Identify the line that contains "Read out every word on this page." in the material. Output it and every line after it, unchanged, through the end.

##########

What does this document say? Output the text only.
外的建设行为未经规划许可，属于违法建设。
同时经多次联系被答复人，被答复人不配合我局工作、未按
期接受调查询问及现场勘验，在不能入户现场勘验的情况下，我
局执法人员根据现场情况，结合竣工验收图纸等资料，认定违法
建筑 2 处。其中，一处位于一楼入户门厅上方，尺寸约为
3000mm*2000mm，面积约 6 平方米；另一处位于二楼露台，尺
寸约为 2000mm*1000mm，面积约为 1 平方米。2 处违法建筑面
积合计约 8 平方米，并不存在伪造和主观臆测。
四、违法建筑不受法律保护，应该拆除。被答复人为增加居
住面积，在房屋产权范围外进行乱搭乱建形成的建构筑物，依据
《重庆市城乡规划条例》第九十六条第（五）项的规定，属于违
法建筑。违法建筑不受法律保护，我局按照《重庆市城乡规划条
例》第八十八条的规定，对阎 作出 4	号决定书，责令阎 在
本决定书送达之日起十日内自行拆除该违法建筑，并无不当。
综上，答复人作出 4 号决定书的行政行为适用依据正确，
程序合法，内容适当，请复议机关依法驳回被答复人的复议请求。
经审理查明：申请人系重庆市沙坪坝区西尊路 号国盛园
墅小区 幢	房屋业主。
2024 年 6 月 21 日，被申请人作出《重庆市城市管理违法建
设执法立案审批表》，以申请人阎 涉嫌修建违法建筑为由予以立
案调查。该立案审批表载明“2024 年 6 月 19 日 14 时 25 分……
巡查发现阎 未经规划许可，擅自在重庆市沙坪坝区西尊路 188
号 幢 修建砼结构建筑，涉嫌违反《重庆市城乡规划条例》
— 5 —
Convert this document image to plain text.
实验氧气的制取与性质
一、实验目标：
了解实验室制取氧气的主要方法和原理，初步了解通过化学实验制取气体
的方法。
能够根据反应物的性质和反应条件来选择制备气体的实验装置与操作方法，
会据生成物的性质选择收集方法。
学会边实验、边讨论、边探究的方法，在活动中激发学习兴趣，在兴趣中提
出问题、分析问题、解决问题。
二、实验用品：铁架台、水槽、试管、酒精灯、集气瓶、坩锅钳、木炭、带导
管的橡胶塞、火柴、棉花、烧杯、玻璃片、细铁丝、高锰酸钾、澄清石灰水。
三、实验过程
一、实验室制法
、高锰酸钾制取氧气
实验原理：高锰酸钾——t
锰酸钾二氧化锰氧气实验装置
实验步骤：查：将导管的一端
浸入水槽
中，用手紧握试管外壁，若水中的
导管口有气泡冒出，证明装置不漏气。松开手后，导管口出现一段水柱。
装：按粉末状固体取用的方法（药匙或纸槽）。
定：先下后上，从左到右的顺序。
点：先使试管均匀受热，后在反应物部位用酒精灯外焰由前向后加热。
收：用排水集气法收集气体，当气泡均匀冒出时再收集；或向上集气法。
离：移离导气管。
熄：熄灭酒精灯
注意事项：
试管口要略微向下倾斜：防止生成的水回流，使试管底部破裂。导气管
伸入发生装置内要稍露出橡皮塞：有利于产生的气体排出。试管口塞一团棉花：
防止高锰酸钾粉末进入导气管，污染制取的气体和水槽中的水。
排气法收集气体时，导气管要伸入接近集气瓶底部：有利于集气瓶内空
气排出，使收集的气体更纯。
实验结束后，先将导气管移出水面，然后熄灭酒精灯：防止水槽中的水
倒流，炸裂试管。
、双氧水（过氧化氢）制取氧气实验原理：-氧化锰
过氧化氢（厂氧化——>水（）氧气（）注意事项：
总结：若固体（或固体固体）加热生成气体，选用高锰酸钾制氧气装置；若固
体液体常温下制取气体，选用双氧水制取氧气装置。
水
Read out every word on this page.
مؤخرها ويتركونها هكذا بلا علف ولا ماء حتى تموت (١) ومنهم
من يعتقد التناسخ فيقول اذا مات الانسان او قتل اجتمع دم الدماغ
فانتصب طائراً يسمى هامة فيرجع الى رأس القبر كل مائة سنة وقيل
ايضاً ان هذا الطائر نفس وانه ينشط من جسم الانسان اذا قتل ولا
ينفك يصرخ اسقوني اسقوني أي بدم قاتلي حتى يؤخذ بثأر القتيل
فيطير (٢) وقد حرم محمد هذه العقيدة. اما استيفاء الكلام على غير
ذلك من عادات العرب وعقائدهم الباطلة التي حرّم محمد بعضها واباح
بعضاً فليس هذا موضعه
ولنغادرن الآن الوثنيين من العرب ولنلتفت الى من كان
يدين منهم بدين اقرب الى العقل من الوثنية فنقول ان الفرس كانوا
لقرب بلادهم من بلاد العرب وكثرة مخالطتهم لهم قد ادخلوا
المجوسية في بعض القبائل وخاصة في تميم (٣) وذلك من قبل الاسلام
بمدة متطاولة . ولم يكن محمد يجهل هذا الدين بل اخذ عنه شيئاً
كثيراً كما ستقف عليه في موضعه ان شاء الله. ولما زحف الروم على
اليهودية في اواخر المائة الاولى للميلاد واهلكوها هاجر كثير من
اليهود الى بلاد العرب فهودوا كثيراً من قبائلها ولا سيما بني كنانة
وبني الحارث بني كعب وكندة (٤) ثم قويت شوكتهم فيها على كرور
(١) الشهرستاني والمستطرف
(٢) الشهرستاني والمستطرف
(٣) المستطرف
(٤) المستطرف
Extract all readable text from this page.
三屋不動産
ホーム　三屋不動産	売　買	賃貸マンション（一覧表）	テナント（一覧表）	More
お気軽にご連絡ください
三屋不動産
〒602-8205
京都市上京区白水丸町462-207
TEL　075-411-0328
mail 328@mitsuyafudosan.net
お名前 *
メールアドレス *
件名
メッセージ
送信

##########

• **Response to this task**
Read out every word on this page.
مؤخرها ويتركونها هكذا بلا علف ولا ماء حتى تموت (١) ومنهم
من يعتقد التناسخ فيقول اذا مات الانسان او قتل اجتمع دم الدماغ
فانتصب طائراً يسمى هامة فيرجع الى رأس القبر كل مائة سنة وقيل
ايضاً ان هذا الطائر نفس وانه ينشط من جسم الانسان اذا قتل ولا
ينفك يصرخ اسقوني اسقوني أي بدم قاتلي حتى يؤخذ بثأر القتيل
فيطير (٢) وقد حرم محمد هذه العقيدة. اما استيفاء الكلام على غير
ذلك من عادات العرب وعقائدهم الباطلة التي حرّم محمد بعضها واباح
بعضاً فليس هذا موضعه
ولنغادرن الآن الوثنيين من العرب ولنلتفت الى من كان
يدين منهم بدين اقرب الى العقل من الوثنية فنقول ان الفرس كانوا
لقرب بلادهم من بلاد العرب وكثرة مخالطتهم لهم قد ادخلوا
المجوسية في بعض القبائل وخاصة في تميم (٣) وذلك من قبل الاسلام
بمدة متطاولة . ولم يكن محمد يجهل هذا الدين بل اخذ عنه شيئاً
كثيراً كما ستقف عليه في موضعه ان شاء الله. ولما زحف الروم على
اليهودية في اواخر المائة الاولى للميلاد واهلكوها هاجر كثير من
اليهود الى بلاد العرب فهودوا كثيراً من قبائلها ولا سيما بني كنانة
وبني الحارث بني كعب وكندة (٤) ثم قويت شوكتهم فيها على كرور
(١) الشهرستاني والمستطرف
(٢) الشهرستاني والمستطرف
(٣) المستطرف
(٤) المستطرف
Extract all readable text from this page.
三屋不動産
ホーム　三屋不動産	売　買	賃貸マンション（一覧表）	テナント（一覧表）	More
お気軽にご連絡ください
三屋不動産
〒602-8205
京都市上京区白水丸町462-207
TEL　075-411-0328
mail 328@mitsuyafudosan.net
お名前 *
メールアドレス *
件名
メッセージ
送信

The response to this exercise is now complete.